*Exercise set*.
1. In the Buffalo schools piece, what did Donn Esmonde's Sunday column praise?
2. Please return the passage of the Buffalo schools piece from "When you wage" to "neighborhoods and homes.".

*Quoted text*.

When you wage war on the public schools, you’re attacking the mortar that holds the community together. You’re not a conservative, you’re a vandal. – Garrison Keillor
Maybe Donn Esmonde is too busy with his new hobby of trying to be a retiree version of Bernice Radle, rehabbing dilapidated investment properties on the West Side of Buffalo, but his opinions and pronouncements on the issue of education have reached the status of self-parody. On Sunday, he published a column praising a proposal to set up a charter boarding school, because some Buffalo kids’ home life is so dysfunctional, the only way they can get a fair shot at advancement is to get out of their neighborhoods and homes.
That is, of course, a horrific indictment of the effects of poverty, fear, and crime that pervades some families and neighborhoods in Buffalo. It is also evidence of how poorly any and every effort by society, faith, government, or community to change that status quo has worked. I don’t know whether it is appropriate for the public school system to spend upwards of $25,000 per boarding school pupil to give them a chance to succeed, but we live in a time of public school privatization and student compartmentalization in districts like Buffalo, and the school board has a majority now that is in favor of privatization and charter expansion.

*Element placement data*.
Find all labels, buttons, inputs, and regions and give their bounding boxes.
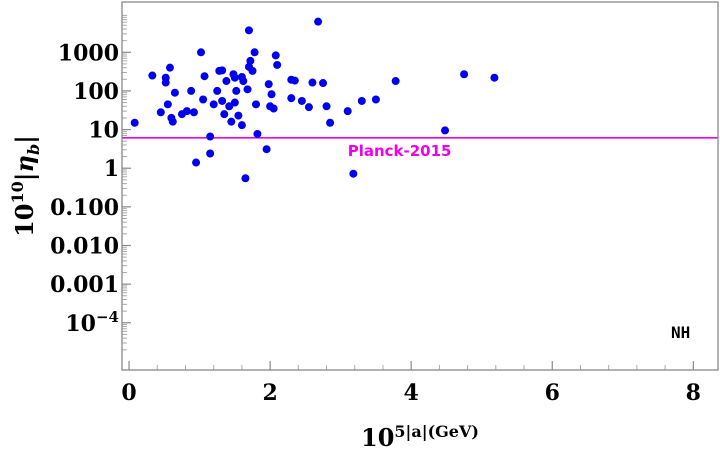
data-point	[148, 71, 157, 80]
x-axis-ticks: 0 2 4 6 8	[121, 361, 701, 406]
data-point	[230, 98, 239, 107]
data-point	[391, 77, 400, 86]
y-tick-label: 0.010	[50, 233, 119, 259]
data-point	[230, 73, 239, 82]
data-point	[232, 86, 241, 95]
data-point	[326, 118, 335, 127]
x-tick-label: 2	[262, 380, 277, 406]
data-point	[220, 110, 229, 119]
data-point	[290, 76, 299, 85]
data-point	[209, 100, 218, 109]
data-point	[130, 118, 139, 127]
data-point	[243, 85, 252, 94]
data-point	[170, 88, 179, 97]
data-point	[244, 26, 253, 35]
data-point	[264, 80, 273, 89]
plot-frame	[121, 1, 719, 371]
x-tick-label: 0	[121, 380, 136, 406]
data-point	[441, 126, 450, 135]
planck-label: Planck-2015	[348, 142, 452, 160]
x-tick-label: 8	[686, 380, 701, 406]
data-point	[192, 158, 201, 167]
y-axis-ticks: 1000 100 10 1 0.100 0.010 0.001 10−4	[50, 1, 131, 351]
data-point	[271, 51, 280, 60]
data-point	[460, 70, 469, 79]
data-point	[319, 79, 328, 88]
y-axis-title: 1010|ηb|	[8, 135, 43, 237]
data-point	[168, 117, 177, 126]
data-point	[189, 108, 198, 117]
data-point	[253, 129, 262, 138]
data-point	[252, 100, 261, 109]
data-point	[222, 77, 231, 86]
data-point	[248, 66, 257, 75]
data-point	[322, 102, 331, 111]
data-point	[234, 111, 243, 120]
data-point	[273, 60, 282, 69]
y-tick-label: 100	[73, 79, 119, 105]
reference-line-group: Planck-2015	[122, 137, 718, 160]
y-tick-label: 10	[88, 118, 119, 144]
data-point	[371, 95, 380, 104]
data-point	[187, 86, 196, 95]
data-point	[156, 108, 165, 117]
y-tick-label: 0.100	[50, 195, 119, 221]
y-tick-label: 10−4	[65, 308, 119, 337]
data-point	[349, 169, 358, 178]
data-point	[161, 78, 170, 87]
data-point	[267, 90, 276, 99]
data-point	[269, 104, 278, 113]
data-point	[343, 107, 352, 116]
data-point	[225, 102, 234, 111]
data-point	[490, 73, 499, 82]
data-point	[239, 77, 248, 86]
data-point	[250, 48, 259, 57]
data-point	[200, 72, 209, 81]
data-point	[196, 48, 205, 57]
annotation-nh: NH	[671, 323, 690, 342]
data-point	[237, 121, 246, 130]
data-point	[199, 95, 208, 104]
data-point	[287, 94, 296, 103]
data-point	[246, 56, 255, 65]
data-point	[357, 96, 366, 105]
data-point	[262, 145, 271, 154]
data-point	[227, 117, 236, 126]
y-tick-label: 0.001	[50, 272, 119, 298]
data-point	[218, 66, 227, 75]
x-tick-label: 4	[404, 380, 419, 406]
data-point	[304, 103, 313, 112]
data-point	[182, 107, 191, 116]
data-point	[308, 78, 317, 87]
data-point	[241, 174, 250, 183]
x-tick-label: 6	[545, 380, 560, 406]
data-point	[163, 100, 172, 109]
data-point	[206, 132, 215, 141]
data-point	[165, 63, 174, 72]
data-points	[130, 17, 499, 183]
data-point	[206, 149, 215, 158]
y-tick-label: 1000	[58, 40, 119, 66]
y-tick-label: 1	[104, 156, 119, 182]
data-point	[213, 86, 222, 95]
data-point	[314, 17, 323, 26]
data-point	[218, 96, 227, 105]
data-point	[297, 96, 306, 105]
x-axis-title: 105|a|(GeV)	[361, 422, 479, 452]
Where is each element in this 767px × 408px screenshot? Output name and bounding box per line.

*Solutions by task*.
1. A proposal to set up a charter boarding school.

2.
When you wage war on the public schools, you’re attacking the mortar that holds the community together. You’re not a conservative, you’re a vandal. – Garrison Keillor
Maybe Donn Esmonde is too busy with his new hobby of trying to be a retiree version of Bernice Radle, rehabbing dilapidated investment properties on the West Side of Buffalo, but his opinions and pronouncements on the issue of education have reached the status of self-parody. On Sunday, he published a column praising a proposal to set up a charter boarding school, because some Buffalo kids’ home life is so dysfunctional, the only way they can get a fair shot at advancement is to get out of their neighborhoods and homes.